> **To be done**: Search the entries below. Return every line that has "this" in it.

> **Records to use**:
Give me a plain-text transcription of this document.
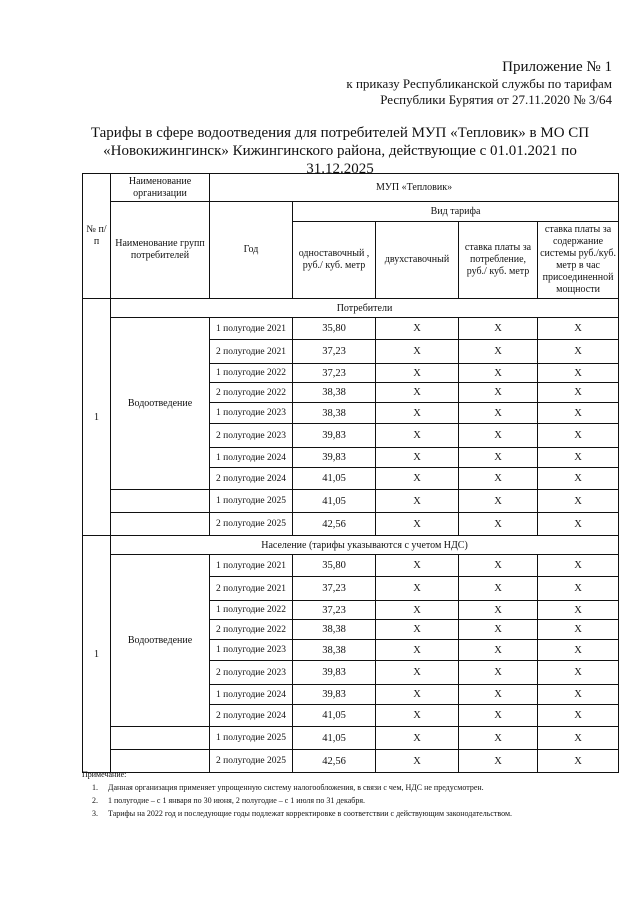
Приложение № 1
к приказу Республиканской службы по тарифам
Республики Бурятия от 27.11.2020 № 3/64
Тарифы в сфере водоотведения для потребителей МУП «Тепловик» в МО СП
«Новокижингинск» Кижингинского района, действующие с 01.01.2021 по
31.12.2025
№ п/п	Наименование организации	МУП «Тепловик»				
	Наименование групп потребителей	Год	Вид тарифа			
			одноставочный , руб./ куб. метр	двухставочный	ставка платы за потребление, руб./ куб. метр	ставка платы за содержание системы руб./куб. метр в час присоединенной мощности
1	Потребители					
	Водоотведение	1 полугодие 2021	35,80	Х	Х	Х
		2 полугодие 2021	37,23	Х	Х	Х
		1 полугодие 2022	37,23	Х	Х	Х
		2 полугодие 2022	38,38	Х	Х	Х
		1 полугодие 2023	38,38	Х	Х	Х
		2 полугодие 2023	39,83	Х	Х	Х
		1 полугодие 2024	39,83	Х	Х	Х
		2 полугодие 2024	41,05	Х	Х	Х
		1 полугодие 2025	41,05	Х	Х	Х
		2 полугодие 2025	42,56	Х	Х	Х
1	Население (тарифы указываются с учетом НДС)					
	Водоотведение	1 полугодие 2021	35,80	Х	Х	Х
		2 полугодие 2021	37,23	Х	Х	Х
		1 полугодие 2022	37,23	Х	Х	Х
		2 полугодие 2022	38,38	Х	Х	Х
		1 полугодие 2023	38,38	Х	Х	Х
		2 полугодие 2023	39,83	Х	Х	Х
		1 полугодие 2024	39,83	Х	Х	Х
		2 полугодие 2024	41,05	Х	Х	Х
		1 полугодие 2025	41,05	Х	Х	Х
		2 полугодие 2025	42,56	Х	Х	Х
Примечание:
1.	Данная организация применяет упрощенную систему налогообложения, в связи с чем, НДС не предусмотрен.
2.	1 полугодие – с 1 января по 30 июня, 2 полугодие – с 1 июля по 31 декабря.
3.	Тарифы на 2022 год и последующие годы подлежат корректировке в соответствии с действующим законодательством.
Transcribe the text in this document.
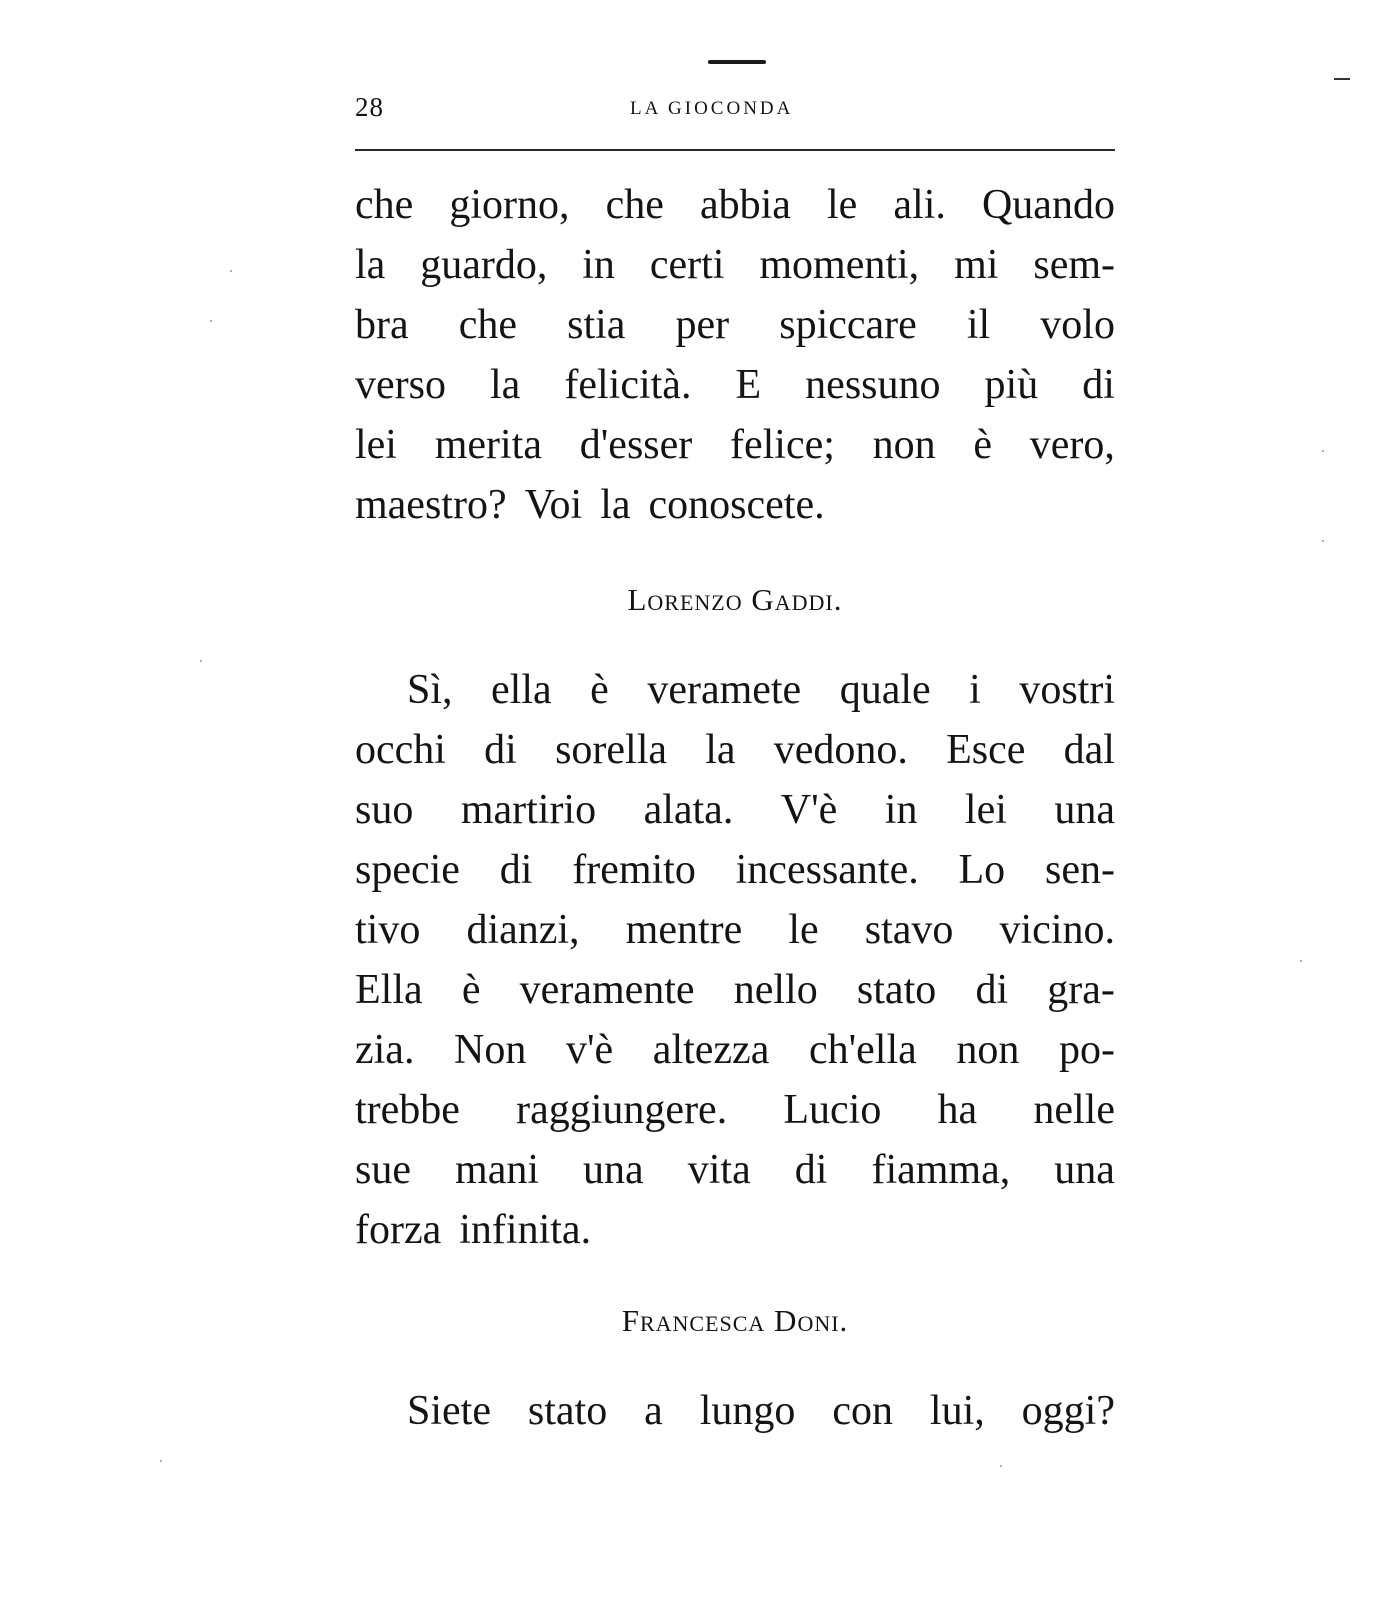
28	LA GIOCONDA
che giorno, che abbia le ali. Quando
la guardo, in certi momenti, mi sem-
bra che stia per spiccare il volo
verso la felicità. E nessuno più di
lei merita d'esser felice; non è vero,
maestro? Voi la conoscete.
Lorenzo Gaddi.
Sì, ella è veramete quale i vostri
occhi di sorella la vedono. Esce dal
suo martirio alata. V'è in lei una
specie di fremito incessante. Lo sen-
tivo dianzi, mentre le stavo vicino.
Ella è veramente nello stato di gra-
zia. Non v'è altezza ch'ella non po-
trebbe raggiungere. Lucio ha nelle
sue mani una vita di fiamma, una
forza infinita.
Francesca Doni.
Siete stato a lungo con lui, oggi?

> **Final result**:
Give me a plain-text transcription of this document.
Transcribe the text in this document.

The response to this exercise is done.